> **PROBLEM TO WORK ON**: Each record below should be repeated precisely as written.

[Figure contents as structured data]
--

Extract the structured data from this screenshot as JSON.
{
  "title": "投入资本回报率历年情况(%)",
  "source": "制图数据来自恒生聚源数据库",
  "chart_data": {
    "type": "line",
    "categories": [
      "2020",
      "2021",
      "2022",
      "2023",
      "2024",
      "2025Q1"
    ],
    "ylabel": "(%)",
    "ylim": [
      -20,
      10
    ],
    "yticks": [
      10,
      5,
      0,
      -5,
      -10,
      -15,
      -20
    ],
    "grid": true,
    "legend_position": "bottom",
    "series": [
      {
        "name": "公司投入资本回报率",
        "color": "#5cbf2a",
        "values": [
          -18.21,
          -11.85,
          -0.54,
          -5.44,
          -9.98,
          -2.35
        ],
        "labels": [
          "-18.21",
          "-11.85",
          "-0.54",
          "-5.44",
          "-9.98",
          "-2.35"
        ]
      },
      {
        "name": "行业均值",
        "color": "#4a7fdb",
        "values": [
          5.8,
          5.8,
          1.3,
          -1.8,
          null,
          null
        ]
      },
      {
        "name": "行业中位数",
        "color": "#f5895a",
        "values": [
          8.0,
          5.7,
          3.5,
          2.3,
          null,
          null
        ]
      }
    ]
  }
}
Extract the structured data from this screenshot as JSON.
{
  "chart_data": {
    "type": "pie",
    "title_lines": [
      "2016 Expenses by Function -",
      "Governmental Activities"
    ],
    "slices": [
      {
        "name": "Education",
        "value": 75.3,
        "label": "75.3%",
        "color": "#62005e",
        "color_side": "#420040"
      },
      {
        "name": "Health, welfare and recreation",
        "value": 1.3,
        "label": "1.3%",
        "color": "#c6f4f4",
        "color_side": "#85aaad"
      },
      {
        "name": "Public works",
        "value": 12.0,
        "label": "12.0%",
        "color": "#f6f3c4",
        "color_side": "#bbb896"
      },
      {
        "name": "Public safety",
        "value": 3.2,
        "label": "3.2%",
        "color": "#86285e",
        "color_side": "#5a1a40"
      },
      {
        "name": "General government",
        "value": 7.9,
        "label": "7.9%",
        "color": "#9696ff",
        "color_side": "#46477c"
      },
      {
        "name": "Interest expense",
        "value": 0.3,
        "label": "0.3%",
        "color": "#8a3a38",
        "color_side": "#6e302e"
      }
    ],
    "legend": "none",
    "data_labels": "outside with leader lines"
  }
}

--

> **REPLY TO THE EXERCISE**:
Extract the structured data from this screenshot as JSON.
{
  "title": "投入资本回报率历年情况(%)",
  "source": "制图数据来自恒生聚源数据库",
  "chart_data": {
    "type": "line",
    "categories": [
      "2020",
      "2021",
      "2022",
      "2023",
      "2024",
      "2025Q1"
    ],
    "ylabel": "(%)",
    "ylim": [
      -20,
      10
    ],
    "yticks": [
      10,
      5,
      0,
      -5,
      -10,
      -15,
      -20
    ],
    "grid": true,
    "legend_position": "bottom",
    "series": [
      {
        "name": "公司投入资本回报率",
        "color": "#5cbf2a",
        "values": [
          -18.21,
          -11.85,
          -0.54,
          -5.44,
          -9.98,
          -2.35
        ],
        "labels": [
          "-18.21",
          "-11.85",
          "-0.54",
          "-5.44",
          "-9.98",
          "-2.35"
        ]
      },
      {
        "name": "行业均值",
        "color": "#4a7fdb",
        "values": [
          5.8,
          5.8,
          1.3,
          -1.8,
          null,
          null
        ]
      },
      {
        "name": "行业中位数",
        "color": "#f5895a",
        "values": [
          8.0,
          5.7,
          3.5,
          2.3,
          null,
          null
        ]
      }
    ]
  }
}
Extract the structured data from this screenshot as JSON.
{
  "chart_data": {
    "type": "pie",
    "title_lines": [
      "2016 Expenses by Function -",
      "Governmental Activities"
    ],
    "slices": [
      {
        "name": "Education",
        "value": 75.3,
        "label": "75.3%",
        "color": "#62005e",
        "color_side": "#420040"
      },
      {
        "name": "Health, welfare and recreation",
        "value": 1.3,
        "label": "1.3%",
        "color": "#c6f4f4",
        "color_side": "#85aaad"
      },
      {
        "name": "Public works",
        "value": 12.0,
        "label": "12.0%",
        "color": "#f6f3c4",
        "color_side": "#bbb896"
      },
      {
        "name": "Public safety",
        "value": 3.2,
        "label": "3.2%",
        "color": "#86285e",
        "color_side": "#5a1a40"
      },
      {
        "name": "General government",
        "value": 7.9,
        "label": "7.9%",
        "color": "#9696ff",
        "color_side": "#46477c"
      },
      {
        "name": "Interest expense",
        "value": 0.3,
        "label": "0.3%",
        "color": "#8a3a38",
        "color_side": "#6e302e"
      }
    ],
    "legend": "none",
    "data_labels": "outside with leader lines"
  }
}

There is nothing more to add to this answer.